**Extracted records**
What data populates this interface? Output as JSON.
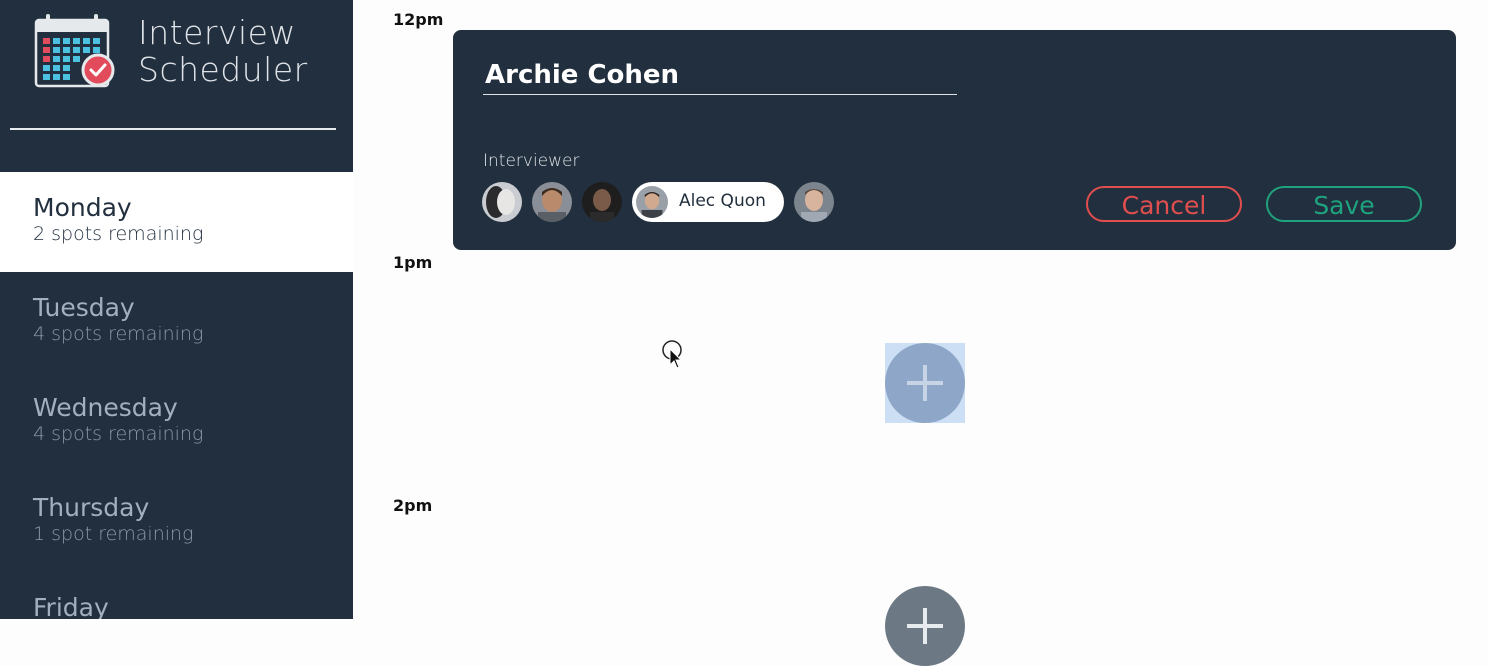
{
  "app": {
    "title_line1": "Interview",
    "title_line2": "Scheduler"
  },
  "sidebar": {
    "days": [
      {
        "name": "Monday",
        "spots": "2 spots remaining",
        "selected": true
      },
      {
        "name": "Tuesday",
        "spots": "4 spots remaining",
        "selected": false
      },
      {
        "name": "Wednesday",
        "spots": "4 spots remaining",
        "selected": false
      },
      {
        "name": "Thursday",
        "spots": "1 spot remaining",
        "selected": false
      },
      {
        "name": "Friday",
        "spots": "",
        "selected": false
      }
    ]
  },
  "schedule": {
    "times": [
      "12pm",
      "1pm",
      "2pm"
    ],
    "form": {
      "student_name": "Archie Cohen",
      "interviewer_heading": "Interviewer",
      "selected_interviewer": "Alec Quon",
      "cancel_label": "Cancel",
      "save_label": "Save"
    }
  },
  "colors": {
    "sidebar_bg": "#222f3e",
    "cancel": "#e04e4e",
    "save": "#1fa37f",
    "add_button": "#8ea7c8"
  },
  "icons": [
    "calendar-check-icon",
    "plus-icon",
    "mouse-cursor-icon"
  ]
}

**Short problem**
Output every entry word for word, but omit the pictures.

**Result of this exercise**
What data populates this interface? Output as JSON.
{
  "app": {
    "title_line1": "Interview",
    "title_line2": "Scheduler"
  },
  "sidebar": {
    "days": [
      {
        "name": "Monday",
        "spots": "2 spots remaining",
        "selected": true
      },
      {
        "name": "Tuesday",
        "spots": "4 spots remaining",
        "selected": false
      },
      {
        "name": "Wednesday",
        "spots": "4 spots remaining",
        "selected": false
      },
      {
        "name": "Thursday",
        "spots": "1 spot remaining",
        "selected": false
      },
      {
        "name": "Friday",
        "spots": "",
        "selected": false
      }
    ]
  },
  "schedule": {
    "times": [
      "12pm",
      "1pm",
      "2pm"
    ],
    "form": {
      "student_name": "Archie Cohen",
      "interviewer_heading": "Interviewer",
      "selected_interviewer": "Alec Quon",
      "cancel_label": "Cancel",
      "save_label": "Save"
    }
  },
  "colors": {
    "sidebar_bg": "#222f3e",
    "cancel": "#e04e4e",
    "save": "#1fa37f",
    "add_button": "#8ea7c8"
  },
  "icons": [
    "calendar-check-icon",
    "plus-icon",
    "mouse-cursor-icon"
  ]
}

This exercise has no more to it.